The task: Write what comes next in the discussion below about copyright law and the New York Times, starting right after its last sentence.

──────── Page extract ────────

Copyright law is what you get when a bunch of layers figure out how to encode monetization of IP rights into the legal system, having paid legislators off over decades, such that the people that make the most money off of copyrights are effectively hoarding those copyrights and never actually produce anything or add value to the system. They rentseek, gatekeep, and viciously drive off any attempts at reform or competition. Institutions that once produced valuable content instead coast on the efforts of their predecessors, and invest proceeds into lawsuits, lobbying, and purchase of more IP.

They - the NYT - are exploiting a finely tuned and deliberately crafted set of laws meant to screw actual producers out of percentages. I'm not a huge OpenAI fan, but IP laws are a whole different level of corrupt stupidity at the societal scale. It's gotcha games all the way down, and we should absolutely and ruthlessly burn down that system of rules and salt the ground over it. There are trivially better systems that can be explained in a single paragraph, instead of requiring books worth of legal code and complexities.

  • I'm not a fan of NYT either, but this feels like you're stretching for your conclusion:

    > They hired "experts" who used prompt engineering and thousands of repetitions to find highly unusual and specific methods of eliciting text from training data that matched their articles....would have been the end of the situation if NYT was engaging in good faith.

    I mean, if I was performing a bunch of investigative work and my publication was considered the source of truth in a great deal of journalistic effort and publication of information, and somebody just stole my newspaper off the back of a delivery truck every day and started rewriting my articles, and then suddenly nobody read my paper anymore because they could just ask chatgpt for free, that's a loss for everyone, right?

    Even if I disagree with how they editorialize, the Times still does a hell of a lot of journalism, and chatgpt can never, and will never be able to actually do journalism.

    > they want to insert themselves as middlemen - pure rent seeking, second hander, sleazy lawyer behavior

    I'd love to hear exactly what you mean by this.

    Between what and what are they trying to insert themselves as middlemen, and why is chatgpt the victim in their attempts to do it?

    What does 'rent seeking' mean in this context?

    What does 'second hander' mean?

    I'm guessing that 'sleazy lawyer' is added as an intensifier, but I'm curious if it means something more specific than that as well, I suppose.

──────── Available data ────────

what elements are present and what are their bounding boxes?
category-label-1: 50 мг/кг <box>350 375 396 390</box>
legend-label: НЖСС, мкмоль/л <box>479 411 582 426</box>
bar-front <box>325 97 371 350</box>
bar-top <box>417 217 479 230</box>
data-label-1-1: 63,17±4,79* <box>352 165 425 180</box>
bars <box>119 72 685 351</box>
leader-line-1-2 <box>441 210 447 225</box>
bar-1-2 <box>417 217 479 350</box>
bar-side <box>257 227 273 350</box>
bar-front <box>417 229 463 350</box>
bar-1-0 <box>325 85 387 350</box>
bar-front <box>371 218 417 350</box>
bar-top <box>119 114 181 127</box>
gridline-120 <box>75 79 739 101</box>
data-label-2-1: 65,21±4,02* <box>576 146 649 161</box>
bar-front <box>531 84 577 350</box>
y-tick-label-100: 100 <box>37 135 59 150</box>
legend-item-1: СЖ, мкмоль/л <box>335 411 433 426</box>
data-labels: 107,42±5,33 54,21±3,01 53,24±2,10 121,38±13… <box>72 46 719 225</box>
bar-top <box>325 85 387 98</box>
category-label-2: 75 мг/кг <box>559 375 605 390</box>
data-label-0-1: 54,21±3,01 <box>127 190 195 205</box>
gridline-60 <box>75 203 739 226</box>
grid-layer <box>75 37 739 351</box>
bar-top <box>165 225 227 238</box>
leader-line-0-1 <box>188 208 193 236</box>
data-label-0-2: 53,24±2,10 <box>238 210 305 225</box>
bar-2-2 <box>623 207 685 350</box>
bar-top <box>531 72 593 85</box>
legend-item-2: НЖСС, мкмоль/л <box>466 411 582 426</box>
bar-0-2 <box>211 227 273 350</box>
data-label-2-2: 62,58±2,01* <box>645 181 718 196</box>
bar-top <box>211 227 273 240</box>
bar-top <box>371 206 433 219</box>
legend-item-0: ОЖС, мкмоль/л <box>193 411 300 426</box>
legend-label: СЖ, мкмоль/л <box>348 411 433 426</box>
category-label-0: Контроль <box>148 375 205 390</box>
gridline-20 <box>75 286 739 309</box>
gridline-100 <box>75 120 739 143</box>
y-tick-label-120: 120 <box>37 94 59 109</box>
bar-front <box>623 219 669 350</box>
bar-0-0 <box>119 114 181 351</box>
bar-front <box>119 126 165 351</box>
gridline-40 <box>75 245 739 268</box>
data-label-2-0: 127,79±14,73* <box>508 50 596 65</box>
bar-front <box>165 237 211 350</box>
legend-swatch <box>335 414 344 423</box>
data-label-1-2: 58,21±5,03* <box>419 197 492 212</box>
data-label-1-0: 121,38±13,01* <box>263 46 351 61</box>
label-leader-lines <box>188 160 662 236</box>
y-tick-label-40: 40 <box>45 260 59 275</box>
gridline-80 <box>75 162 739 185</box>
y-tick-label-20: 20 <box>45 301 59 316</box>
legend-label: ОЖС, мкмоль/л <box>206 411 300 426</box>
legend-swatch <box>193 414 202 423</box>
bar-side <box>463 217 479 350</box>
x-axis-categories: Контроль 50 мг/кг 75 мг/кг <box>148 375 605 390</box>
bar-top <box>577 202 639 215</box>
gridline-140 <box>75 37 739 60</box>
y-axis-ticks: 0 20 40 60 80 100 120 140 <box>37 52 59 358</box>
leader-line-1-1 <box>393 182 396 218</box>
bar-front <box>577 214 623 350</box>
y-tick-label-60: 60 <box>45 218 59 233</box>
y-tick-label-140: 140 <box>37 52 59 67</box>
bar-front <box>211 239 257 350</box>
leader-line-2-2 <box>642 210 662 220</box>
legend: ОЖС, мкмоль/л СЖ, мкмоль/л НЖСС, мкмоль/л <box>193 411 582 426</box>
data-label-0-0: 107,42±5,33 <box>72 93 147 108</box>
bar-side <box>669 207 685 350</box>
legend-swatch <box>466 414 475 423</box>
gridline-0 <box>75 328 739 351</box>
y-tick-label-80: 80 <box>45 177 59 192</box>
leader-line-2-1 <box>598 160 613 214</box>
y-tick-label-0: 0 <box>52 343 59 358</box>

────────

Task result:
    > Copyright law....the rest of it

    Yeah. IP rights and laws are fucked basically everywhere. I'm not smart enough to think of ways to fix it, though. If you've got some viable ideas, let's go fix it. Until then, the Times kinda need to work with what we've got. Otherwise, OpenAI is going to keep taking their lunch money, along with every other journalist's on the internet, until there's no lunch money to be had from anyone.

    • > my publication was considered the source of truth

      Their publication is not considered the source of truth, at least not by anyone with a brain.

> NYTimes has produced credible evidence that OpenAI is simply stealing and republishing their content. The question they have to answer is "to what extent has this happened?"

Credible to whom? In their supposed "investigation", they sent a whole page of text and complex pre-prompting and still failed to get the exact content back word for word. Something users would never do anyways.

And that's probably the best they've got as they didn't publish other attempts.

  • Agreed, they could carefully coerce the model to more or less output some of their articles, but the premise that users were routinely doing this to bypass the paywall is silly.

    • Especially when you can just copy paste the url into Internet Archive and read it. And yet they aren't suing Internet Archive.

> The user has no right to privacy. The same as how any internet service can be (and have been) compelled to produce private messages.

This is nonsense. I’ve personally been involved in these things, and fought to protect user privacy at all levels and never lost.

  • You've successfully fought a subpoena on the basis of a third party's privacy? More than once? I'd love to hear more.